Objective » Search the data below for "Euro"; list each line that holds it.

Entries »
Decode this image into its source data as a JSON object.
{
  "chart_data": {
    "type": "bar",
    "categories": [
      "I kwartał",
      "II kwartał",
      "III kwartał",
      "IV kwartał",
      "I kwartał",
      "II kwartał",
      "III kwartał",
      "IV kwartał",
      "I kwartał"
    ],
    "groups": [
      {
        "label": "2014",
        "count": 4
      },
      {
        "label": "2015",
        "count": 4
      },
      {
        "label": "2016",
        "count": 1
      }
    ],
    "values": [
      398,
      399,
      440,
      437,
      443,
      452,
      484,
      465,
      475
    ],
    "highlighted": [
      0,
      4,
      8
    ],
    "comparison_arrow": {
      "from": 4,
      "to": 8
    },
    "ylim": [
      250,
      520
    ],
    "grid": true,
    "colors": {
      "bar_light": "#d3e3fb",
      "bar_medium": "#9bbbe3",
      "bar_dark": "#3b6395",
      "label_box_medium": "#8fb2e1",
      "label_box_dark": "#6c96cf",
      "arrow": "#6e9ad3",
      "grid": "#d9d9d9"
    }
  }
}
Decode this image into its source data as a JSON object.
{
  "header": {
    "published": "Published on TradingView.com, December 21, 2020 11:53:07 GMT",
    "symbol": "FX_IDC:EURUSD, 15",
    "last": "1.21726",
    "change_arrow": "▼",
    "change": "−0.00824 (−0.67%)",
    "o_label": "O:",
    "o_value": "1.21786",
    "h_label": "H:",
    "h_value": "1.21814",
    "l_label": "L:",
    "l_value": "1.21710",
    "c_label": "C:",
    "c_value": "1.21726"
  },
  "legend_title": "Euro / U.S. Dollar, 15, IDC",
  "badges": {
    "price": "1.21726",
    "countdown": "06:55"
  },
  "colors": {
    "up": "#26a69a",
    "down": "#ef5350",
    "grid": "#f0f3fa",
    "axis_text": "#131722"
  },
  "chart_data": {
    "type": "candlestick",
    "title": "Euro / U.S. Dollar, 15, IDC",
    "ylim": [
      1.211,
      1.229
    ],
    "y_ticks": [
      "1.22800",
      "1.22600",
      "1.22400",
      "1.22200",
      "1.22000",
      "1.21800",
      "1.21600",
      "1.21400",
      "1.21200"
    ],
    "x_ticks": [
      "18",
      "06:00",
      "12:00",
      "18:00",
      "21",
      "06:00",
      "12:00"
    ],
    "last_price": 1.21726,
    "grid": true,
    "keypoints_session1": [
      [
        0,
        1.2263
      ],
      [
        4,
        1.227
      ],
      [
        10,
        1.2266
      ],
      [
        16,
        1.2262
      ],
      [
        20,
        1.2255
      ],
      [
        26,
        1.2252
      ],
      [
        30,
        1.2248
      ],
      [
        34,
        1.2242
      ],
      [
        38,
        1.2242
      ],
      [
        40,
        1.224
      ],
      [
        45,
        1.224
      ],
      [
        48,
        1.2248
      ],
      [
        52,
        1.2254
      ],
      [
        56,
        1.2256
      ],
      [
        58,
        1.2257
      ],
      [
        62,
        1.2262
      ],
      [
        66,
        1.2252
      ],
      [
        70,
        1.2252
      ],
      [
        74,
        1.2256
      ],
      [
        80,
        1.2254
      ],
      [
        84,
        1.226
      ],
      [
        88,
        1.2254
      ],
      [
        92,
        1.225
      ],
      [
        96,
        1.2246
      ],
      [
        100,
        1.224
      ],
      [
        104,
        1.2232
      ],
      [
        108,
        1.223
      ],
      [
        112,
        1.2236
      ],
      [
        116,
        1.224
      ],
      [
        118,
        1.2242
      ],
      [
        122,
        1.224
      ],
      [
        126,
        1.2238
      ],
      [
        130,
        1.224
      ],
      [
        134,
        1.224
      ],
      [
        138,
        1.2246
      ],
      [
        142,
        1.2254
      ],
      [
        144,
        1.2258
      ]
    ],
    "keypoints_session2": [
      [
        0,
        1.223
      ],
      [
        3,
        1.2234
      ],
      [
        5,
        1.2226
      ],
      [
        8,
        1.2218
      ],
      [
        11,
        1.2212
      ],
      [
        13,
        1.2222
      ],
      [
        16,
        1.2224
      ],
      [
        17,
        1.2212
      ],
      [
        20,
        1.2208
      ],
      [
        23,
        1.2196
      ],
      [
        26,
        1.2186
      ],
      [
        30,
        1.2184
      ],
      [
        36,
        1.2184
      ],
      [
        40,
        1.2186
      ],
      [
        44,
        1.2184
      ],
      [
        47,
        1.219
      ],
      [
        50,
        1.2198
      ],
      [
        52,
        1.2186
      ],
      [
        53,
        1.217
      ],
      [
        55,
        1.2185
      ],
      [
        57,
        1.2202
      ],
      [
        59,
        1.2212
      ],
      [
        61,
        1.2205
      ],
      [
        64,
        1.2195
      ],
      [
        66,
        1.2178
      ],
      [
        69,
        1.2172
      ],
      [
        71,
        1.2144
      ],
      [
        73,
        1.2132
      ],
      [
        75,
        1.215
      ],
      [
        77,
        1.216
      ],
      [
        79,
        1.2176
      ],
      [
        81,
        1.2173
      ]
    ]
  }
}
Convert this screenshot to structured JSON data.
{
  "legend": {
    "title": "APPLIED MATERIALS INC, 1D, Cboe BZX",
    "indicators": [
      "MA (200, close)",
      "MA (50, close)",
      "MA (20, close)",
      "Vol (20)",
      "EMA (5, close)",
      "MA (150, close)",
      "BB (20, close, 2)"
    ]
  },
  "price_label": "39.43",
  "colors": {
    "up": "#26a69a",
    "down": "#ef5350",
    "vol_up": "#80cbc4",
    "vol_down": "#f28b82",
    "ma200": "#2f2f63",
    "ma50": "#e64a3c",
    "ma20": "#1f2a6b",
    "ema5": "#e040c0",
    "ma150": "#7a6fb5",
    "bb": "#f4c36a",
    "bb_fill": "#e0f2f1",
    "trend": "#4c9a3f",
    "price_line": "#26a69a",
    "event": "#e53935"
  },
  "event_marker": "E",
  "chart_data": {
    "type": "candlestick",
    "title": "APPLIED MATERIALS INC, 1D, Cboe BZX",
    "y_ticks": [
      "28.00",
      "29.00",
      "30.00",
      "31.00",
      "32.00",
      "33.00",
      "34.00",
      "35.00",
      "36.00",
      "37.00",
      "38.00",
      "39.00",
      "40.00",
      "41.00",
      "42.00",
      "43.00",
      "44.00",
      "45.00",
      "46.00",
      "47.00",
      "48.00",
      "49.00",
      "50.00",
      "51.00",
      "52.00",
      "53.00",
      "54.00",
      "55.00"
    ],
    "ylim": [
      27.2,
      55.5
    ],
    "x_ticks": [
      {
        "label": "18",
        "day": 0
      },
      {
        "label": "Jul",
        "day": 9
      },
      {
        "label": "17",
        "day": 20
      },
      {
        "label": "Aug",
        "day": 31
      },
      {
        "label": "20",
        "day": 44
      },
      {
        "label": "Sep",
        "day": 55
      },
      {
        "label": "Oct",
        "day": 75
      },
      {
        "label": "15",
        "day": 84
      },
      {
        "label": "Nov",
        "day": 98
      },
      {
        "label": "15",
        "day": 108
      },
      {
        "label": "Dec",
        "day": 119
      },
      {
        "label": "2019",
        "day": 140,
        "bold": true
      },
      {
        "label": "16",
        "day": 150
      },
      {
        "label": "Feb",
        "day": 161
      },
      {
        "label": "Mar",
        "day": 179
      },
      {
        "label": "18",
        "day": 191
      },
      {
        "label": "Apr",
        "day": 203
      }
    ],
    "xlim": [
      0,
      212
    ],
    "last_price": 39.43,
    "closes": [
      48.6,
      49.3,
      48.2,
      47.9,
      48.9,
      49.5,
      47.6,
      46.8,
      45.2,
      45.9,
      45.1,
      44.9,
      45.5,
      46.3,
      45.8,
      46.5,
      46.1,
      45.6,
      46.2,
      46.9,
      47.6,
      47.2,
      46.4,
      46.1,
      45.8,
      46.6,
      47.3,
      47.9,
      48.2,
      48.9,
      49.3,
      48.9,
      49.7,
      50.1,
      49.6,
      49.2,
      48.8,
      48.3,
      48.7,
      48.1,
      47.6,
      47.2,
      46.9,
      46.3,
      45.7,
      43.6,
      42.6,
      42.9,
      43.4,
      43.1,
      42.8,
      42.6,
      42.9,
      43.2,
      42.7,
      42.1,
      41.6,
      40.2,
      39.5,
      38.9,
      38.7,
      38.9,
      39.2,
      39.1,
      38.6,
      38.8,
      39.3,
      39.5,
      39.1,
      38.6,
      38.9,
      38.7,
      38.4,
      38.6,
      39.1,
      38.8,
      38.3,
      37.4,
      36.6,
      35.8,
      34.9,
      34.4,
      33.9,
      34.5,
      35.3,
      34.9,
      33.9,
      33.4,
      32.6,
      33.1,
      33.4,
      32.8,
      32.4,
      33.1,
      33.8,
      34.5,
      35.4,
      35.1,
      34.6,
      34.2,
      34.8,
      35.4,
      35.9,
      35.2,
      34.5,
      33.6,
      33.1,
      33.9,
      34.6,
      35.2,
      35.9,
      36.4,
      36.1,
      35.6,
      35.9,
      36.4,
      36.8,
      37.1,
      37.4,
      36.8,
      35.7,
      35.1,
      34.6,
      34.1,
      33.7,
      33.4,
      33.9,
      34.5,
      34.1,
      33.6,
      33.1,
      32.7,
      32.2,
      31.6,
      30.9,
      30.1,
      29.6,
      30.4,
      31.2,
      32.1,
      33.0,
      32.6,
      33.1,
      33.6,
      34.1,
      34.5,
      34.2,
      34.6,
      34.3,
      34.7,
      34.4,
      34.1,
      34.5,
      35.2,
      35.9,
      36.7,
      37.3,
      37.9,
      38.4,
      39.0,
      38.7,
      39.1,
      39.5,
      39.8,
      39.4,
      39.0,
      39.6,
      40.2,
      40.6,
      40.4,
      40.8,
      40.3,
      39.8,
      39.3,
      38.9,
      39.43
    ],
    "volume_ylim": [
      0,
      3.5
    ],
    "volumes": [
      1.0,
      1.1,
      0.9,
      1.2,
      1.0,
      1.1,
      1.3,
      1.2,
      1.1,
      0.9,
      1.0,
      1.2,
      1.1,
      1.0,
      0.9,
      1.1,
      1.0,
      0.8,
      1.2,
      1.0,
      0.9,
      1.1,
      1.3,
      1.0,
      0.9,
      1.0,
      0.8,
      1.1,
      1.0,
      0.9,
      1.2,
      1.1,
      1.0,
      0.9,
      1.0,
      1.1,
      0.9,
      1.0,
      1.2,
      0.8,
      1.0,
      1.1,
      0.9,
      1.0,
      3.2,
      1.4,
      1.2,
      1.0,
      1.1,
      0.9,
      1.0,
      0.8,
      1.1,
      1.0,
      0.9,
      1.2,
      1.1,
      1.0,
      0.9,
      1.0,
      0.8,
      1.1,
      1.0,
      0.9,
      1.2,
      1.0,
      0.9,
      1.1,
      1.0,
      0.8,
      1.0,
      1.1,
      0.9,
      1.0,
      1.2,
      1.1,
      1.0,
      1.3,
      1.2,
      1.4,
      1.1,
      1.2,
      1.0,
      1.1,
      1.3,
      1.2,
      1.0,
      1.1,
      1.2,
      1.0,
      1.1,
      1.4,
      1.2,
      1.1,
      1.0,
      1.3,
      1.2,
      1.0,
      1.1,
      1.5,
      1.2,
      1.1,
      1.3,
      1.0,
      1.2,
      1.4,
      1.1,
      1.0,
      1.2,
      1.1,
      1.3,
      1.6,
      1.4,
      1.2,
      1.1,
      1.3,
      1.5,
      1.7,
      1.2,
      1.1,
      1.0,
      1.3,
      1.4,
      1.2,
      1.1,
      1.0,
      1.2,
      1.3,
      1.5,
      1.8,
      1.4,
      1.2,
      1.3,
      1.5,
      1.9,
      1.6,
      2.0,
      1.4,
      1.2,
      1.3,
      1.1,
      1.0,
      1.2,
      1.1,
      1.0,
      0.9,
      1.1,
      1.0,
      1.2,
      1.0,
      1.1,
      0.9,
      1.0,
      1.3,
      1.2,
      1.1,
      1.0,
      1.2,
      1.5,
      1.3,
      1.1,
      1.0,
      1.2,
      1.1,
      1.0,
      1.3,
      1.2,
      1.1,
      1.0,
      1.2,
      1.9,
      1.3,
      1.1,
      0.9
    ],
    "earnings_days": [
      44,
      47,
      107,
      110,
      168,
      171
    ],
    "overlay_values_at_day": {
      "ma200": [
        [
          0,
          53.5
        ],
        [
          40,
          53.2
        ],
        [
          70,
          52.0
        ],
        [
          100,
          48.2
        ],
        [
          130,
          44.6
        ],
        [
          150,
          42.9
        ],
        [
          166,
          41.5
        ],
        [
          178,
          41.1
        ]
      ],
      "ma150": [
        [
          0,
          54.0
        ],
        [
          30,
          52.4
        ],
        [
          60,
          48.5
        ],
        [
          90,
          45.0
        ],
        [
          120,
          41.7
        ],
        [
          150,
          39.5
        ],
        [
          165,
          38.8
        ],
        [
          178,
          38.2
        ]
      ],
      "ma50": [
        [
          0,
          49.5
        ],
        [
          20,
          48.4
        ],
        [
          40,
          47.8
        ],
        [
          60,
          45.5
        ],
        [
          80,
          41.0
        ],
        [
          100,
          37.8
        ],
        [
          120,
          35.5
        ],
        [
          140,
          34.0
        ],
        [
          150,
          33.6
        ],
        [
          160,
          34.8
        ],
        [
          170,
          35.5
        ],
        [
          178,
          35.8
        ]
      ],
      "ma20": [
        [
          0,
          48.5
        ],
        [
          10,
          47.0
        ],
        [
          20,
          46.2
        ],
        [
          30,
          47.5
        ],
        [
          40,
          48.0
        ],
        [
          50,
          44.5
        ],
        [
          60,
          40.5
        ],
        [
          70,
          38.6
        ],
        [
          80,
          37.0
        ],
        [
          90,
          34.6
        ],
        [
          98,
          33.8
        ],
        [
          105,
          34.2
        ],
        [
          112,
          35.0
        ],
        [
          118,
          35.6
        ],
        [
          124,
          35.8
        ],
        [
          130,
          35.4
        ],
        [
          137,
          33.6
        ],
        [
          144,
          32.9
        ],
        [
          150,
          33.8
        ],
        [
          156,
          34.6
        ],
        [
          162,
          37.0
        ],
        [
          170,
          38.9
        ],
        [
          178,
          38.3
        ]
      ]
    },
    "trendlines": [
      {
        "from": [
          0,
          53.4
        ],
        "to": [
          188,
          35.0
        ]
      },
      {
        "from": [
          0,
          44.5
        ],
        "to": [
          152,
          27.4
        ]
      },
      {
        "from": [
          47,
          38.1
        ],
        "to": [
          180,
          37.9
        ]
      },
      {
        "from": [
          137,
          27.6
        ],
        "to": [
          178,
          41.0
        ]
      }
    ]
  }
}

Solution to the problem »
  "legend_title": "Euro / U.S. Dollar, 15, IDC",
    "title": "Euro / U.S. Dollar, 15, IDC",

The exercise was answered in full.